**Task details:** Return every line of the material exactly.

**Record excerpts:**
=-=-=-=-=
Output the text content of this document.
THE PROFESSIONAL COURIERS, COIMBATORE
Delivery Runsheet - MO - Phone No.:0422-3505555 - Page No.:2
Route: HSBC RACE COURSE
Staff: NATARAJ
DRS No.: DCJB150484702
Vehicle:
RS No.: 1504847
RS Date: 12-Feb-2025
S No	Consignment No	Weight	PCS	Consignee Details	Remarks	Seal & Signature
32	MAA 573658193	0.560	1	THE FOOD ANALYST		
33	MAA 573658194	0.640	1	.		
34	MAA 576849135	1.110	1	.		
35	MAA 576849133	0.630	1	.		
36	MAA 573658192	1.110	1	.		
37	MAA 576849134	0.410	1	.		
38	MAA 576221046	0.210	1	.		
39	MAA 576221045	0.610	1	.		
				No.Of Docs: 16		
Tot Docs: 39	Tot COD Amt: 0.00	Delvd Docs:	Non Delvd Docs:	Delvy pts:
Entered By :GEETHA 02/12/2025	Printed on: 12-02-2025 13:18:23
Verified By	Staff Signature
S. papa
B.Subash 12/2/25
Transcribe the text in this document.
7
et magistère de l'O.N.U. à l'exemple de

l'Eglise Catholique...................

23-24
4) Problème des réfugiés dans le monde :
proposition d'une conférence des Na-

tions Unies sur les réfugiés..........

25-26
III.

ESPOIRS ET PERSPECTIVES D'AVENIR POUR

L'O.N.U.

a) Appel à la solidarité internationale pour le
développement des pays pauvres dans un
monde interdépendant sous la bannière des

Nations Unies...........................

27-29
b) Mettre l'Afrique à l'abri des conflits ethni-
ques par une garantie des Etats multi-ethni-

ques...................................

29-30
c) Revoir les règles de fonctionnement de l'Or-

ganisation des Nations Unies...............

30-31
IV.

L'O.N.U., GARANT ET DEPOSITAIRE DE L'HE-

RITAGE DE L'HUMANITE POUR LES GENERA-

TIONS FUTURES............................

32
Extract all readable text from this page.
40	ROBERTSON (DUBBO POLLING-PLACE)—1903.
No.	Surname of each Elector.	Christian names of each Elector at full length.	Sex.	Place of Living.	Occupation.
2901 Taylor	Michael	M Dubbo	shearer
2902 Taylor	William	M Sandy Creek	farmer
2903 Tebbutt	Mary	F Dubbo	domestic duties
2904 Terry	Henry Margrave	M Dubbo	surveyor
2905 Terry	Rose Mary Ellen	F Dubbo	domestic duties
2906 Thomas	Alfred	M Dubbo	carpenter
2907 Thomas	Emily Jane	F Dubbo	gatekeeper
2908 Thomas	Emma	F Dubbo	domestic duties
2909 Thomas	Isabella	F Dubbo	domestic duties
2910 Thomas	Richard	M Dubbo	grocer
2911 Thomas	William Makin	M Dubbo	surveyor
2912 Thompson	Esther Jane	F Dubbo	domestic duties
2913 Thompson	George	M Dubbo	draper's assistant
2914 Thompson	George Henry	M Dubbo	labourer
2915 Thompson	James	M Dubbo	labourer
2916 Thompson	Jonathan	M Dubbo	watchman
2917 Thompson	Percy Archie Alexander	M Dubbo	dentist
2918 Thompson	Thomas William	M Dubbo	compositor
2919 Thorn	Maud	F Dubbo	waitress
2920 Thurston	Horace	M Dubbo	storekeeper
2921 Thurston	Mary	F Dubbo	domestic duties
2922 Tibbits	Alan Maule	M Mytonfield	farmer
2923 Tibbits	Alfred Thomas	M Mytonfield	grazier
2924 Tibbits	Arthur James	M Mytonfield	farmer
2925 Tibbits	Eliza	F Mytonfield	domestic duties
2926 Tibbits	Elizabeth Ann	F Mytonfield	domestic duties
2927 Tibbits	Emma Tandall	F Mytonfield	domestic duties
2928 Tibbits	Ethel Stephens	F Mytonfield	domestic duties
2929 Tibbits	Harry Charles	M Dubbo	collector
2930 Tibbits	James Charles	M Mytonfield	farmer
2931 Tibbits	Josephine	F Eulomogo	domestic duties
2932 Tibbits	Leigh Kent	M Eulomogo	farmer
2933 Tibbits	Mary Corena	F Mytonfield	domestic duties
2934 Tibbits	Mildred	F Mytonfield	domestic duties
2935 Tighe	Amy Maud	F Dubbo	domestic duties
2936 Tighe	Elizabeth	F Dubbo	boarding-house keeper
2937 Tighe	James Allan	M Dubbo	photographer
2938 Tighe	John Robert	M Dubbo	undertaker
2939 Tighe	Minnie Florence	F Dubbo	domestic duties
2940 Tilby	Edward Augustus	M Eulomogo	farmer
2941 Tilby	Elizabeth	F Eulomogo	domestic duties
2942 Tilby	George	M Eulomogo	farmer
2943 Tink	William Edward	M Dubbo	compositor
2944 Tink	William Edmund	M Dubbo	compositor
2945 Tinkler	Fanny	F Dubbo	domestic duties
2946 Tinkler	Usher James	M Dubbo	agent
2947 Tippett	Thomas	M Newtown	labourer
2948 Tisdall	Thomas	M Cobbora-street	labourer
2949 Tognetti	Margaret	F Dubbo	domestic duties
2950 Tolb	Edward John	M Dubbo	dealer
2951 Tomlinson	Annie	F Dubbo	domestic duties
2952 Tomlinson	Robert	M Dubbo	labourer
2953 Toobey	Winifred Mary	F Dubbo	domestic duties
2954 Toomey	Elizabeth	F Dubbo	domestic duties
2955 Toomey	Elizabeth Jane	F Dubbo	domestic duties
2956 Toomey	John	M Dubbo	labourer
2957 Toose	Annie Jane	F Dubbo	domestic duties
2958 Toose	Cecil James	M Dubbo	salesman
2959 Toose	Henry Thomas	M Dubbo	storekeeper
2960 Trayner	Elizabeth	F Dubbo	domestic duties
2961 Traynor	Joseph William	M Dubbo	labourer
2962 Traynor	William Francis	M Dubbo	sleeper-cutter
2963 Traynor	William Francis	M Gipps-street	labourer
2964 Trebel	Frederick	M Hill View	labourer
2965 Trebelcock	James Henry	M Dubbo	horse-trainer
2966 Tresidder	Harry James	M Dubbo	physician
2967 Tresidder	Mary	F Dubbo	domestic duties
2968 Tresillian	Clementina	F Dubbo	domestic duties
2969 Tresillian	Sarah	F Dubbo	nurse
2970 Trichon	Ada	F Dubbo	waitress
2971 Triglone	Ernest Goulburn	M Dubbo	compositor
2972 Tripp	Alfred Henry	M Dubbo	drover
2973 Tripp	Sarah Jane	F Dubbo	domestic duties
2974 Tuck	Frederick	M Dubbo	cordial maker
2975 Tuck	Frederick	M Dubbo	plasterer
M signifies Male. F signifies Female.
=-=-=-=-=
**Written answer:**
Output the text content of this document.
THE PROFESSIONAL COURIERS, COIMBATORE
Delivery Runsheet - MO - Phone No.:0422-3505555 - Page No.:2
Route: HSBC RACE COURSE
Staff: NATARAJ
DRS No.: DCJB150484702
Vehicle:
RS No.: 1504847
RS Date: 12-Feb-2025
S No	Consignment No	Weight	PCS	Consignee Details	Remarks	Seal & Signature
32	MAA 573658193	0.560	1	THE FOOD ANALYST		
33	MAA 573658194	0.640	1	.		
34	MAA 576849135	1.110	1	.		
35	MAA 576849133	0.630	1	.		
36	MAA 573658192	1.110	1	.		
37	MAA 576849134	0.410	1	.		
38	MAA 576221046	0.210	1	.		
39	MAA 576221045	0.610	1	.		
				No.Of Docs: 16		
Tot Docs: 39	Tot COD Amt: 0.00	Delvd Docs:	Non Delvd Docs:	Delvy pts:
Entered By :GEETHA 02/12/2025	Printed on: 12-02-2025 13:18:23
Verified By	Staff Signature
S. papa
B.Subash 12/2/25
Transcribe the text in this document.
7
et magistère de l'O.N.U. à l'exemple de

l'Eglise Catholique...................

23-24
4) Problème des réfugiés dans le monde :
proposition d'une conférence des Na-

tions Unies sur les réfugiés..........

25-26
III.

ESPOIRS ET PERSPECTIVES D'AVENIR POUR

L'O.N.U.

a) Appel à la solidarité internationale pour le
développement des pays pauvres dans un
monde interdépendant sous la bannière des

Nations Unies...........................

27-29
b) Mettre l'Afrique à l'abri des conflits ethni-
ques par une garantie des Etats multi-ethni-

ques...................................

29-30
c) Revoir les règles de fonctionnement de l'Or-

ganisation des Nations Unies...............

30-31
IV.

L'O.N.U., GARANT ET DEPOSITAIRE DE L'HE-

RITAGE DE L'HUMANITE POUR LES GENERA-

TIONS FUTURES............................

32
Extract all readable text from this page.
40	ROBERTSON (DUBBO POLLING-PLACE)—1903.
No.	Surname of each Elector.	Christian names of each Elector at full length.	Sex.	Place of Living.	Occupation.
2901 Taylor	Michael	M Dubbo	shearer
2902 Taylor	William	M Sandy Creek	farmer
2903 Tebbutt	Mary	F Dubbo	domestic duties
2904 Terry	Henry Margrave	M Dubbo	surveyor
2905 Terry	Rose Mary Ellen	F Dubbo	domestic duties
2906 Thomas	Alfred	M Dubbo	carpenter
2907 Thomas	Emily Jane	F Dubbo	gatekeeper
2908 Thomas	Emma	F Dubbo	domestic duties
2909 Thomas	Isabella	F Dubbo	domestic duties
2910 Thomas	Richard	M Dubbo	grocer
2911 Thomas	William Makin	M Dubbo	surveyor
2912 Thompson	Esther Jane	F Dubbo	domestic duties
2913 Thompson	George	M Dubbo	draper's assistant
2914 Thompson	George Henry	M Dubbo	labourer
2915 Thompson	James	M Dubbo	labourer
2916 Thompson	Jonathan	M Dubbo	watchman
2917 Thompson	Percy Archie Alexander	M Dubbo	dentist
2918 Thompson	Thomas William	M Dubbo	compositor
2919 Thorn	Maud	F Dubbo	waitress
2920 Thurston	Horace	M Dubbo	storekeeper
2921 Thurston	Mary	F Dubbo	domestic duties
2922 Tibbits	Alan Maule	M Mytonfield	farmer
2923 Tibbits	Alfred Thomas	M Mytonfield	grazier
2924 Tibbits	Arthur James	M Mytonfield	farmer
2925 Tibbits	Eliza	F Mytonfield	domestic duties
2926 Tibbits	Elizabeth Ann	F Mytonfield	domestic duties
2927 Tibbits	Emma Tandall	F Mytonfield	domestic duties
2928 Tibbits	Ethel Stephens	F Mytonfield	domestic duties
2929 Tibbits	Harry Charles	M Dubbo	collector
2930 Tibbits	James Charles	M Mytonfield	farmer
2931 Tibbits	Josephine	F Eulomogo	domestic duties
2932 Tibbits	Leigh Kent	M Eulomogo	farmer
2933 Tibbits	Mary Corena	F Mytonfield	domestic duties
2934 Tibbits	Mildred	F Mytonfield	domestic duties
2935 Tighe	Amy Maud	F Dubbo	domestic duties
2936 Tighe	Elizabeth	F Dubbo	boarding-house keeper
2937 Tighe	James Allan	M Dubbo	photographer
2938 Tighe	John Robert	M Dubbo	undertaker
2939 Tighe	Minnie Florence	F Dubbo	domestic duties
2940 Tilby	Edward Augustus	M Eulomogo	farmer
2941 Tilby	Elizabeth	F Eulomogo	domestic duties
2942 Tilby	George	M Eulomogo	farmer
2943 Tink	William Edward	M Dubbo	compositor
2944 Tink	William Edmund	M Dubbo	compositor
2945 Tinkler	Fanny	F Dubbo	domestic duties
2946 Tinkler	Usher James	M Dubbo	agent
2947 Tippett	Thomas	M Newtown	labourer
2948 Tisdall	Thomas	M Cobbora-street	labourer
2949 Tognetti	Margaret	F Dubbo	domestic duties
2950 Tolb	Edward John	M Dubbo	dealer
2951 Tomlinson	Annie	F Dubbo	domestic duties
2952 Tomlinson	Robert	M Dubbo	labourer
2953 Toobey	Winifred Mary	F Dubbo	domestic duties
2954 Toomey	Elizabeth	F Dubbo	domestic duties
2955 Toomey	Elizabeth Jane	F Dubbo	domestic duties
2956 Toomey	John	M Dubbo	labourer
2957 Toose	Annie Jane	F Dubbo	domestic duties
2958 Toose	Cecil James	M Dubbo	salesman
2959 Toose	Henry Thomas	M Dubbo	storekeeper
2960 Trayner	Elizabeth	F Dubbo	domestic duties
2961 Traynor	Joseph William	M Dubbo	labourer
2962 Traynor	William Francis	M Dubbo	sleeper-cutter
2963 Traynor	William Francis	M Gipps-street	labourer
2964 Trebel	Frederick	M Hill View	labourer
2965 Trebelcock	James Henry	M Dubbo	horse-trainer
2966 Tresidder	Harry James	M Dubbo	physician
2967 Tresidder	Mary	F Dubbo	domestic duties
2968 Tresillian	Clementina	F Dubbo	domestic duties
2969 Tresillian	Sarah	F Dubbo	nurse
2970 Trichon	Ada	F Dubbo	waitress
2971 Triglone	Ernest Goulburn	M Dubbo	compositor
2972 Tripp	Alfred Henry	M Dubbo	drover
2973 Tripp	Sarah Jane	F Dubbo	domestic duties
2974 Tuck	Frederick	M Dubbo	cordial maker
2975 Tuck	Frederick	M Dubbo	plasterer
M signifies Male. F signifies Female.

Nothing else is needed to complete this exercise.